[start]
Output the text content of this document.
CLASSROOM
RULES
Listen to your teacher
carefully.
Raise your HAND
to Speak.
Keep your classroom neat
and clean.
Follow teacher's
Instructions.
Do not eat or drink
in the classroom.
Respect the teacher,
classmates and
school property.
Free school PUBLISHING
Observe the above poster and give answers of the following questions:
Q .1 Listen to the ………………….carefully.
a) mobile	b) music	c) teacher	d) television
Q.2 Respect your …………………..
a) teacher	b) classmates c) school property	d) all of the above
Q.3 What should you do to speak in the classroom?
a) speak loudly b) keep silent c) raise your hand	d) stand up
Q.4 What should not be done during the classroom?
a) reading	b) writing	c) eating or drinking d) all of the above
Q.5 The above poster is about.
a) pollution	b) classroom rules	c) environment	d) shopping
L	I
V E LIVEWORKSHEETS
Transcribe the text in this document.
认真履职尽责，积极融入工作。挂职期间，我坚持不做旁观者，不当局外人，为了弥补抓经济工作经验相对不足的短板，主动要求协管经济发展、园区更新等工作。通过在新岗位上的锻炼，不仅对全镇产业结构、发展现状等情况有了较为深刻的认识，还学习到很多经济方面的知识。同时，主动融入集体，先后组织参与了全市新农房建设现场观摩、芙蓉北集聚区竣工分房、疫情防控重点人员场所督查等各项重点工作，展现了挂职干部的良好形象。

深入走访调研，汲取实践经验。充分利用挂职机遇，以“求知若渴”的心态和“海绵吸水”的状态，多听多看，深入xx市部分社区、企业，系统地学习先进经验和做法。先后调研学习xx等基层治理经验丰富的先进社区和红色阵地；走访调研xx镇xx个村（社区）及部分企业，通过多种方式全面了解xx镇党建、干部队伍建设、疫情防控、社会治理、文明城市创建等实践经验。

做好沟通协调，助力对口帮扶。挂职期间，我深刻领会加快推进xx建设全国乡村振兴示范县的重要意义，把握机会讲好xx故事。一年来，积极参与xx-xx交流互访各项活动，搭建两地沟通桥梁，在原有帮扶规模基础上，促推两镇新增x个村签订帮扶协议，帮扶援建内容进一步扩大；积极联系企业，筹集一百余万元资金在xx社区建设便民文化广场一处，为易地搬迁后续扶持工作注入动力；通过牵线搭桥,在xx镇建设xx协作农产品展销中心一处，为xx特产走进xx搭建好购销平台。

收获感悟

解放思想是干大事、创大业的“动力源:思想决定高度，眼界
[end]
STATED PROBLEM
Repeat only the stretch of lines that opens with the line containing "Transcribe the text in this document." and closes with the final line of the entries, both included, exactly as written.

CORRECT ANSWER
Transcribe the text in this document.
认真履职尽责，积极融入工作。挂职期间，我坚持不做旁观者，不当局外人，为了弥补抓经济工作经验相对不足的短板，主动要求协管经济发展、园区更新等工作。通过在新岗位上的锻炼，不仅对全镇产业结构、发展现状等情况有了较为深刻的认识，还学习到很多经济方面的知识。同时，主动融入集体，先后组织参与了全市新农房建设现场观摩、芙蓉北集聚区竣工分房、疫情防控重点人员场所督查等各项重点工作，展现了挂职干部的良好形象。

深入走访调研，汲取实践经验。充分利用挂职机遇，以“求知若渴”的心态和“海绵吸水”的状态，多听多看，深入xx市部分社区、企业，系统地学习先进经验和做法。先后调研学习xx等基层治理经验丰富的先进社区和红色阵地；走访调研xx镇xx个村（社区）及部分企业，通过多种方式全面了解xx镇党建、干部队伍建设、疫情防控、社会治理、文明城市创建等实践经验。

做好沟通协调，助力对口帮扶。挂职期间，我深刻领会加快推进xx建设全国乡村振兴示范县的重要意义，把握机会讲好xx故事。一年来，积极参与xx-xx交流互访各项活动，搭建两地沟通桥梁，在原有帮扶规模基础上，促推两镇新增x个村签订帮扶协议，帮扶援建内容进一步扩大；积极联系企业，筹集一百余万元资金在xx社区建设便民文化广场一处，为易地搬迁后续扶持工作注入动力；通过牵线搭桥,在xx镇建设xx协作农产品展销中心一处，为xx特产走进xx搭建好购销平台。

收获感悟

解放思想是干大事、创大业的“动力源:思想决定高度，眼界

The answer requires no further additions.